### What is being asked
Reproduce word for word the stretch of the material from the line containing "140, 430, 159]" through the line containing "grid-apps-icon[interactable]: ▦ bbox=[122, 5, 144, 27]".

### Given records
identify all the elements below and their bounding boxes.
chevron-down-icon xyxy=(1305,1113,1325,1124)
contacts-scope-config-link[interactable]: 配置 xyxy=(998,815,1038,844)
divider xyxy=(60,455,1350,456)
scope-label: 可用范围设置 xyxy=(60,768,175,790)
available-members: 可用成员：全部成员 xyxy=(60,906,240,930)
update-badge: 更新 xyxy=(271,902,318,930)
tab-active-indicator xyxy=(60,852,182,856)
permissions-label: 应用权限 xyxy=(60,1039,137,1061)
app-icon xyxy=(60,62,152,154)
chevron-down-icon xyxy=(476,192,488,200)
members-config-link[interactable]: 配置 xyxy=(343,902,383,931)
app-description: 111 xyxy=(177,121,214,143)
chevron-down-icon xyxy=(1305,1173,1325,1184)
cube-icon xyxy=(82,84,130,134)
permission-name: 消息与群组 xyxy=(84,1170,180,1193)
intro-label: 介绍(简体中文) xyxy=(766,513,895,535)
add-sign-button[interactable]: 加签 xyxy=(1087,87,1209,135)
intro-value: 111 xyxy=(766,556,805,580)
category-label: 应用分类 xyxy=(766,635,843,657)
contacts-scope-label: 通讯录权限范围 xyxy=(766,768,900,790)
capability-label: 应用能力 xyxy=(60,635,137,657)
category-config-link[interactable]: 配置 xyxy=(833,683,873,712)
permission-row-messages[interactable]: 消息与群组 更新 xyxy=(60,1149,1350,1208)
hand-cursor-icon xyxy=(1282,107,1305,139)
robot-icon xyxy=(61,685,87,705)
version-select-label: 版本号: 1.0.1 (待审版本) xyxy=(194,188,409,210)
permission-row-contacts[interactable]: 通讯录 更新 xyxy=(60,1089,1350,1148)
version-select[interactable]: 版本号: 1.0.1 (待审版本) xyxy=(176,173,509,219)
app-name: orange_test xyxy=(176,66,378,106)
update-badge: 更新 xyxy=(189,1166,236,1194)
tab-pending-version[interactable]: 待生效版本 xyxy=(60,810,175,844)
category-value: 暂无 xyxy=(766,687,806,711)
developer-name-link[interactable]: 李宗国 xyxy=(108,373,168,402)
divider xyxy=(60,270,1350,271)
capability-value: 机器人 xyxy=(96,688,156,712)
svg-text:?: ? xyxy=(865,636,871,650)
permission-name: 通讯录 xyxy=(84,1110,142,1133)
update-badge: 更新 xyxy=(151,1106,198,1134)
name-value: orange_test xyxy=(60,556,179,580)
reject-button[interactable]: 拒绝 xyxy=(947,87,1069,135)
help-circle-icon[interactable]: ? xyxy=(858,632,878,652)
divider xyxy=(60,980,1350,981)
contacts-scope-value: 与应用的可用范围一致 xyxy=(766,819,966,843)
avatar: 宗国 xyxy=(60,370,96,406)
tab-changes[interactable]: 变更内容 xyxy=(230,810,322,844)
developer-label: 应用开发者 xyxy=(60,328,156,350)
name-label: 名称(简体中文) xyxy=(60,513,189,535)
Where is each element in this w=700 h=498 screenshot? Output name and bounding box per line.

--

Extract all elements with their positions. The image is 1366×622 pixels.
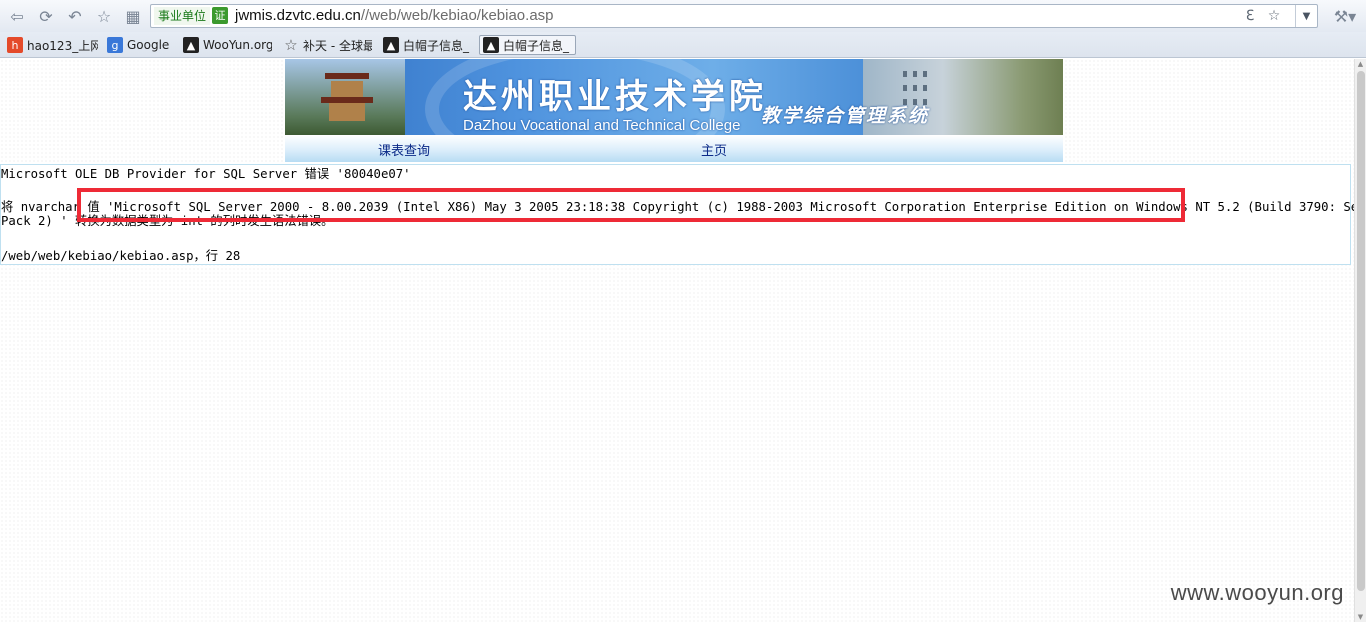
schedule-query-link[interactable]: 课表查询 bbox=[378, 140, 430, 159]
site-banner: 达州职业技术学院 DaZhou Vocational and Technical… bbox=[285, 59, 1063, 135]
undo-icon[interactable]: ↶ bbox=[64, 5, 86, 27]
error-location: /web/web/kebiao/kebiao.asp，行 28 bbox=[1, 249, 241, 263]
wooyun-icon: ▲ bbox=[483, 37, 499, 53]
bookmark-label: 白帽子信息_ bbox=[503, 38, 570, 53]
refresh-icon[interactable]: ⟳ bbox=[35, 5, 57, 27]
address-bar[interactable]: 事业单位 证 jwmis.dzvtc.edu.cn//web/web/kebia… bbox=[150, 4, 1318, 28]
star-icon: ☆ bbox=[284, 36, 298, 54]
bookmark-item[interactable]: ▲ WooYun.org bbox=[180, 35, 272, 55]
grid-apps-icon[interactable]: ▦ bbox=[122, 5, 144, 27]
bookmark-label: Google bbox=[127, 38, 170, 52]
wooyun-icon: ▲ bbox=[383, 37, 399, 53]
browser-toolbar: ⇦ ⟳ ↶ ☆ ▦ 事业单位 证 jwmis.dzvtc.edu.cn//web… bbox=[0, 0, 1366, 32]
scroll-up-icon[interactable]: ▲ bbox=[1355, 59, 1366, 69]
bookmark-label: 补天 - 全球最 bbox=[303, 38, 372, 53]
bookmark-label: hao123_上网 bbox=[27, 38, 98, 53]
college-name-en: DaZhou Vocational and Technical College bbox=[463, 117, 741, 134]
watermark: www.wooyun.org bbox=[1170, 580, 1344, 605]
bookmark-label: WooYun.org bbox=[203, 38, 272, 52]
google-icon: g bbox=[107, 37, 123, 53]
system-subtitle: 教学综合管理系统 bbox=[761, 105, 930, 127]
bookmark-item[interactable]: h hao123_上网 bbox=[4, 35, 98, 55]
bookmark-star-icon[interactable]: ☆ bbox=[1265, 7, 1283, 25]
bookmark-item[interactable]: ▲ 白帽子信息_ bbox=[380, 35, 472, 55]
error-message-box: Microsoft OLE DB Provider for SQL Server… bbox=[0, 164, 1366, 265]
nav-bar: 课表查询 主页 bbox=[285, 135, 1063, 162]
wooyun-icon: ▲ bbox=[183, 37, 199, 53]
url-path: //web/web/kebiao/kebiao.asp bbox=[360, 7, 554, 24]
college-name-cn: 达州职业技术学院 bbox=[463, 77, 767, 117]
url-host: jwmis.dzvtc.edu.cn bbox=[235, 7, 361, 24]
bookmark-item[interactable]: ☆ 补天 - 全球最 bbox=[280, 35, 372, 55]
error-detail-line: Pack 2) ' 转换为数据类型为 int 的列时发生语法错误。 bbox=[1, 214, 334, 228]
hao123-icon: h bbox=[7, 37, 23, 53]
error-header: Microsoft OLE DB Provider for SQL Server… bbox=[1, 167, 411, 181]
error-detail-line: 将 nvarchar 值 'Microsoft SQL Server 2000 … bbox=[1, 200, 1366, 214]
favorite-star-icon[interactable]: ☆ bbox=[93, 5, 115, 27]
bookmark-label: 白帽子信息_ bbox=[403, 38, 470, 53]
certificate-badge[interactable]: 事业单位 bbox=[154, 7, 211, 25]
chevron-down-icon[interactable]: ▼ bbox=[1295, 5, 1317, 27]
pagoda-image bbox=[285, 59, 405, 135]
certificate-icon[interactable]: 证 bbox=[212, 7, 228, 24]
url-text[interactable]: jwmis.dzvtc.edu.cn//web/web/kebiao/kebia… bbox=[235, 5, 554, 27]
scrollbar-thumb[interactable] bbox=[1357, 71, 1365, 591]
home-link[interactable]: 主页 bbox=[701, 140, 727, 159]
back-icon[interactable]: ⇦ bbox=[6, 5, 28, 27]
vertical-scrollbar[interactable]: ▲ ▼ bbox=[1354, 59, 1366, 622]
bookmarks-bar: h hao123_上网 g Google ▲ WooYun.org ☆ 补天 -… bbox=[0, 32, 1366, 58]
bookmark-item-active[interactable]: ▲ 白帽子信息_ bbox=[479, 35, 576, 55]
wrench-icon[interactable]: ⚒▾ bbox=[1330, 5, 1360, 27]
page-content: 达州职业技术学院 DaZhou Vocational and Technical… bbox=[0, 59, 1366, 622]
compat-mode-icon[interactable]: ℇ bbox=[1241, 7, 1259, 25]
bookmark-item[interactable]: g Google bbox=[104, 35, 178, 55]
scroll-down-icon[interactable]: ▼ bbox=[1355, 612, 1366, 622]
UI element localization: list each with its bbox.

...

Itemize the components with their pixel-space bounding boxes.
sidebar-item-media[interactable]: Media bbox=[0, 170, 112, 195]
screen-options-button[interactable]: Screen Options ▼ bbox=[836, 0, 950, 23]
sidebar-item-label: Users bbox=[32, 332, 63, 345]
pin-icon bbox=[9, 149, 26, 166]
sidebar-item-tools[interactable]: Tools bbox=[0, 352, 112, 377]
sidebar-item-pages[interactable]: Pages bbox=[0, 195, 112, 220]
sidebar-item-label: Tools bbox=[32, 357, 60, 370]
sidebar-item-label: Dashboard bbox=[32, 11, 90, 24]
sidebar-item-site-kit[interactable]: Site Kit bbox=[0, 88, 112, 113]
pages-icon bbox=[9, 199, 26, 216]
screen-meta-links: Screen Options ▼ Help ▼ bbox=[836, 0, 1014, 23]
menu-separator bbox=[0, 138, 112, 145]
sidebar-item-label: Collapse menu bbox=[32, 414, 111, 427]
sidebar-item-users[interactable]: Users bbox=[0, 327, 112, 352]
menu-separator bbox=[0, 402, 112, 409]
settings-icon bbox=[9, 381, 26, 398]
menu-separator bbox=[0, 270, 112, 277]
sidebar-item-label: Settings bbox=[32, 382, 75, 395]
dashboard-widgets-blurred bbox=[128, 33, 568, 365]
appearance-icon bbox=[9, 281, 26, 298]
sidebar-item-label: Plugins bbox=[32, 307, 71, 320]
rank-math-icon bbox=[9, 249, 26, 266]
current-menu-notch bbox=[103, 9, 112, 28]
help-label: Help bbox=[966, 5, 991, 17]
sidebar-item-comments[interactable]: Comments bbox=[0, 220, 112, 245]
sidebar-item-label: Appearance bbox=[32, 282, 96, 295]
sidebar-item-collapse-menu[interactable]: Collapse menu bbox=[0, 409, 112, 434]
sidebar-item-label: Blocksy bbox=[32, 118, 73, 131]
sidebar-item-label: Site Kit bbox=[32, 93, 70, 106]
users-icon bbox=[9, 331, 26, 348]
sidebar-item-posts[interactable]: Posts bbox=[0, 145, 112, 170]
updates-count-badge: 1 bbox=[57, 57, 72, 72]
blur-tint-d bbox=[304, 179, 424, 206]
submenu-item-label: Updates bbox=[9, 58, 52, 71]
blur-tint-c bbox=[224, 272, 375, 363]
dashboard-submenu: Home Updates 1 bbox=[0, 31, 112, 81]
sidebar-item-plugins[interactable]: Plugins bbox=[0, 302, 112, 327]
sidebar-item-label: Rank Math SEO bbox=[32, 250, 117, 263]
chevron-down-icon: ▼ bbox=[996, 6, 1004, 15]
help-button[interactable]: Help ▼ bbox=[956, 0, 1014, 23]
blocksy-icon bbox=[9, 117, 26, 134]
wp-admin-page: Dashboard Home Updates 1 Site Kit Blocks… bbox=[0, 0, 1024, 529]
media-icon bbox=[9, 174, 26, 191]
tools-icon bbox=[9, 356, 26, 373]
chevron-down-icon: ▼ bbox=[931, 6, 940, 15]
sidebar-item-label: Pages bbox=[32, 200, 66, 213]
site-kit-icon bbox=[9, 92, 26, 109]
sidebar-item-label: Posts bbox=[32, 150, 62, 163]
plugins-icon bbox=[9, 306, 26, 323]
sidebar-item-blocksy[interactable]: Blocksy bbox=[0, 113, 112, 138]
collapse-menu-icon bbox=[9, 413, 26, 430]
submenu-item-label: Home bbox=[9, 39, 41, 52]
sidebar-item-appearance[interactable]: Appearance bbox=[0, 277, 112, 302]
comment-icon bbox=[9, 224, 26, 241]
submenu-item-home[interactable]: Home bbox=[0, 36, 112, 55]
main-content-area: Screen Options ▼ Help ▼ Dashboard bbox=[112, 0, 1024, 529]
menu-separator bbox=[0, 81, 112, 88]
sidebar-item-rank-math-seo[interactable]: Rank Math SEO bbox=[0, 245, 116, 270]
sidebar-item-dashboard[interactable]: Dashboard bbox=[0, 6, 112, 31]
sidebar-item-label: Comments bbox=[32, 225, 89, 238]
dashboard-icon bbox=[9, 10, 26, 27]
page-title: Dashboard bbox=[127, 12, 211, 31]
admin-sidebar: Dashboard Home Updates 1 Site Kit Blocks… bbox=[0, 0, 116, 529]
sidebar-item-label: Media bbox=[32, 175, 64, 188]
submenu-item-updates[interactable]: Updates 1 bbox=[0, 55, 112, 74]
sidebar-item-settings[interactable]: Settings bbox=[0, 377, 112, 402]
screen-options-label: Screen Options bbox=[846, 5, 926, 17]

### Answer for this exercise
schedule-query-link[interactable]: 课表查询 bbox=[378, 140, 430, 159]
site-banner: 达州职业技术学院 DaZhou Vocational and Technical… bbox=[285, 59, 1063, 135]
undo-icon[interactable]: ↶ bbox=[64, 5, 86, 27]
error-location: /web/web/kebiao/kebiao.asp，行 28 bbox=[1, 249, 241, 263]
wooyun-icon: ▲ bbox=[483, 37, 499, 53]
bookmark-label: 白帽子信息_ bbox=[503, 38, 570, 53]
refresh-icon[interactable]: ⟳ bbox=[35, 5, 57, 27]
address-bar[interactable]: 事业单位 证 jwmis.dzvtc.edu.cn//web/web/kebia… bbox=[150, 4, 1318, 28]
star-icon: ☆ bbox=[284, 36, 298, 54]
bookmark-item[interactable]: ▲ WooYun.org bbox=[180, 35, 272, 55]
grid-apps-icon[interactable]: ▦ bbox=[122, 5, 144, 27]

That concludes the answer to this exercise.